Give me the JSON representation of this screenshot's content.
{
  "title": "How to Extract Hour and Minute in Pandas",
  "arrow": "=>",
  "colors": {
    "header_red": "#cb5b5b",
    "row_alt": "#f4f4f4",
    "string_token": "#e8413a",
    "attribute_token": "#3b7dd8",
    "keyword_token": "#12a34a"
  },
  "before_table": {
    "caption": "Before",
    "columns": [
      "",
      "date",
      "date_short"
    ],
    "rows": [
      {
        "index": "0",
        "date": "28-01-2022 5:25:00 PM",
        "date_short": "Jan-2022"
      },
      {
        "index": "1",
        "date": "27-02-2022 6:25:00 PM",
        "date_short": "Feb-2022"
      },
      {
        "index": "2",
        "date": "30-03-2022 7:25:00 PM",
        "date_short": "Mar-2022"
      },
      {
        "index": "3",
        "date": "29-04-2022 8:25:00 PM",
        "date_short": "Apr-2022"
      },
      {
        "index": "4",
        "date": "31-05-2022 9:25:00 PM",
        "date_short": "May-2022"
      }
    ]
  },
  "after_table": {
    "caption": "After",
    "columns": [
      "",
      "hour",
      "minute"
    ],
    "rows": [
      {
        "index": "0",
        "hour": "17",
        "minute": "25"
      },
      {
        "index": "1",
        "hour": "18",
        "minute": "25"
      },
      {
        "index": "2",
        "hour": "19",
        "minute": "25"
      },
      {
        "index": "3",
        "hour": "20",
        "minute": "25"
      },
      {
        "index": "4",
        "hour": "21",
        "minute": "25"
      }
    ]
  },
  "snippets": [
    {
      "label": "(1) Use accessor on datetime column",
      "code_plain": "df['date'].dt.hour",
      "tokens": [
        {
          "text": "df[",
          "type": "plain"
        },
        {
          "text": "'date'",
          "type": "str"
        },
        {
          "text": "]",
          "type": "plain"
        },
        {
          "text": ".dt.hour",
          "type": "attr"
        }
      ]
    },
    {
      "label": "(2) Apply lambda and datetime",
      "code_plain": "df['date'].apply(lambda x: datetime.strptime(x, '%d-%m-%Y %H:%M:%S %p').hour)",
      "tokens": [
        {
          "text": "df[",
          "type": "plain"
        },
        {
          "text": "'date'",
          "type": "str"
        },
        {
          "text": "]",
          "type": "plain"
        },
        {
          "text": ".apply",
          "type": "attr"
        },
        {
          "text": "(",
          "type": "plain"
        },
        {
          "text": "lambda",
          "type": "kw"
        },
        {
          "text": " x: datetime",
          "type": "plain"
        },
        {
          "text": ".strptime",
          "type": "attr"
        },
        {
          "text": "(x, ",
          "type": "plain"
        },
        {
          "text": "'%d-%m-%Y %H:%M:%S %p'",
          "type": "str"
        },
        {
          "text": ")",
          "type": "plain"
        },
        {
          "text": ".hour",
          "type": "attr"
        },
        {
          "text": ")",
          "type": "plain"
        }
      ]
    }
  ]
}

----

- AIM
Only lines with the word "lambda" are wanted, so copy each one from the records.

- FINAL RESULT
      "label": "(2) Apply lambda and datetime",
      "code_plain": "df['date'].apply(lambda x: datetime.strptime(x, '%d-%m-%Y %H:%M:%S %p').hour)",
          "text": "lambda",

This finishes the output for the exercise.